THE REQUEST - Take the listing and print it in full, exactly as given.

SUPPLIED MATERIAL -
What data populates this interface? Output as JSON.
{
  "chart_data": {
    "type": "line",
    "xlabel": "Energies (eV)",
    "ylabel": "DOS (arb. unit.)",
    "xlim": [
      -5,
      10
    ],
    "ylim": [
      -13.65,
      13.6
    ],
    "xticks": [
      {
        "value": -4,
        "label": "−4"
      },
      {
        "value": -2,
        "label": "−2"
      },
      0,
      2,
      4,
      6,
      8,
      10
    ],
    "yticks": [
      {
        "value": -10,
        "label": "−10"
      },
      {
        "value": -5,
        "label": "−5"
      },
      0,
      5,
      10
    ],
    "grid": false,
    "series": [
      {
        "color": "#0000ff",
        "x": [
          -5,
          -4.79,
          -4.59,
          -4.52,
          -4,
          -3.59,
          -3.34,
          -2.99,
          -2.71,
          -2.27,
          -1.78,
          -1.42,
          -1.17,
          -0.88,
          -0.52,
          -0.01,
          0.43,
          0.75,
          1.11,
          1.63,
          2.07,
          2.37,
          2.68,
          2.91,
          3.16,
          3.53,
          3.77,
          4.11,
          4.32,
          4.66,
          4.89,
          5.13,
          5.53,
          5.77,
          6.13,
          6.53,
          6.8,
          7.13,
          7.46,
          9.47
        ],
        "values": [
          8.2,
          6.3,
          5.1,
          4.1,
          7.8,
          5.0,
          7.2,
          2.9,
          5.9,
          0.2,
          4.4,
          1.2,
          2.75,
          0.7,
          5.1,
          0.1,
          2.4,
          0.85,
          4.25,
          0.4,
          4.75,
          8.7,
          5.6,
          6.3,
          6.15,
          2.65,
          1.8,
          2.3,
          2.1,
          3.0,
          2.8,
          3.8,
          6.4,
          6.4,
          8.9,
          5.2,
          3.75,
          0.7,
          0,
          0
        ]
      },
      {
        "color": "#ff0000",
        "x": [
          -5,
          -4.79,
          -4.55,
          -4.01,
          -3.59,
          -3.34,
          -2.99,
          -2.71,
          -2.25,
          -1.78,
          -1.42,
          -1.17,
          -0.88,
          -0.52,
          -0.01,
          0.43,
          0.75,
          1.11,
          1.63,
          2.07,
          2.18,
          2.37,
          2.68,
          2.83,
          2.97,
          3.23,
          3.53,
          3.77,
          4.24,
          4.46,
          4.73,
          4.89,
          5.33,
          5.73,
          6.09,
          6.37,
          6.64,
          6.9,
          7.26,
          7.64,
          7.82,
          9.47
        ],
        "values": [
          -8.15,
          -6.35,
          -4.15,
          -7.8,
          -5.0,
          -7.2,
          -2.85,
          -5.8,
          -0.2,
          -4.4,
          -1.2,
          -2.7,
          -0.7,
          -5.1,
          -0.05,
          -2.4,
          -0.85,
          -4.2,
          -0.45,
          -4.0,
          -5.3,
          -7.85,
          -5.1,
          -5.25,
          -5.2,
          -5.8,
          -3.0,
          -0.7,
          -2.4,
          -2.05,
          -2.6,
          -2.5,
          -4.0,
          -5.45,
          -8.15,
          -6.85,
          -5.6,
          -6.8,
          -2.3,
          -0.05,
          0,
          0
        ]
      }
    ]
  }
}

CORRECT OUTPUT -
What data populates this interface? Output as JSON.
{
  "chart_data": {
    "type": "line",
    "xlabel": "Energies (eV)",
    "ylabel": "DOS (arb. unit.)",
    "xlim": [
      -5,
      10
    ],
    "ylim": [
      -13.65,
      13.6
    ],
    "xticks": [
      {
        "value": -4,
        "label": "−4"
      },
      {
        "value": -2,
        "label": "−2"
      },
      0,
      2,
      4,
      6,
      8,
      10
    ],
    "yticks": [
      {
        "value": -10,
        "label": "−10"
      },
      {
        "value": -5,
        "label": "−5"
      },
      0,
      5,
      10
    ],
    "grid": false,
    "series": [
      {
        "color": "#0000ff",
        "x": [
          -5,
          -4.79,
          -4.59,
          -4.52,
          -4,
          -3.59,
          -3.34,
          -2.99,
          -2.71,
          -2.27,
          -1.78,
          -1.42,
          -1.17,
          -0.88,
          -0.52,
          -0.01,
          0.43,
          0.75,
          1.11,
          1.63,
          2.07,
          2.37,
          2.68,
          2.91,
          3.16,
          3.53,
          3.77,
          4.11,
          4.32,
          4.66,
          4.89,
          5.13,
          5.53,
          5.77,
          6.13,
          6.53,
          6.8,
          7.13,
          7.46,
          9.47
        ],
        "values": [
          8.2,
          6.3,
          5.1,
          4.1,
          7.8,
          5.0,
          7.2,
          2.9,
          5.9,
          0.2,
          4.4,
          1.2,
          2.75,
          0.7,
          5.1,
          0.1,
          2.4,
          0.85,
          4.25,
          0.4,
          4.75,
          8.7,
          5.6,
          6.3,
          6.15,
          2.65,
          1.8,
          2.3,
          2.1,
          3.0,
          2.8,
          3.8,
          6.4,
          6.4,
          8.9,
          5.2,
          3.75,
          0.7,
          0,
          0
        ]
      },
      {
        "color": "#ff0000",
        "x": [
          -5,
          -4.79,
          -4.55,
          -4.01,
          -3.59,
          -3.34,
          -2.99,
          -2.71,
          -2.25,
          -1.78,
          -1.42,
          -1.17,
          -0.88,
          -0.52,
          -0.01,
          0.43,
          0.75,
          1.11,
          1.63,
          2.07,
          2.18,
          2.37,
          2.68,
          2.83,
          2.97,
          3.23,
          3.53,
          3.77,
          4.24,
          4.46,
          4.73,
          4.89,
          5.33,
          5.73,
          6.09,
          6.37,
          6.64,
          6.9,
          7.26,
          7.64,
          7.82,
          9.47
        ],
        "values": [
          -8.15,
          -6.35,
          -4.15,
          -7.8,
          -5.0,
          -7.2,
          -2.85,
          -5.8,
          -0.2,
          -4.4,
          -1.2,
          -2.7,
          -0.7,
          -5.1,
          -0.05,
          -2.4,
          -0.85,
          -4.2,
          -0.45,
          -4.0,
          -5.3,
          -7.85,
          -5.1,
          -5.25,
          -5.2,
          -5.8,
          -3.0,
          -0.7,
          -2.4,
          -2.05,
          -2.6,
          -2.5,
          -4.0,
          -5.45,
          -8.15,
          -6.85,
          -5.6,
          -6.8,
          -2.3,
          -0.05,
          0,
          0
        ]
      }
    ]
  }
}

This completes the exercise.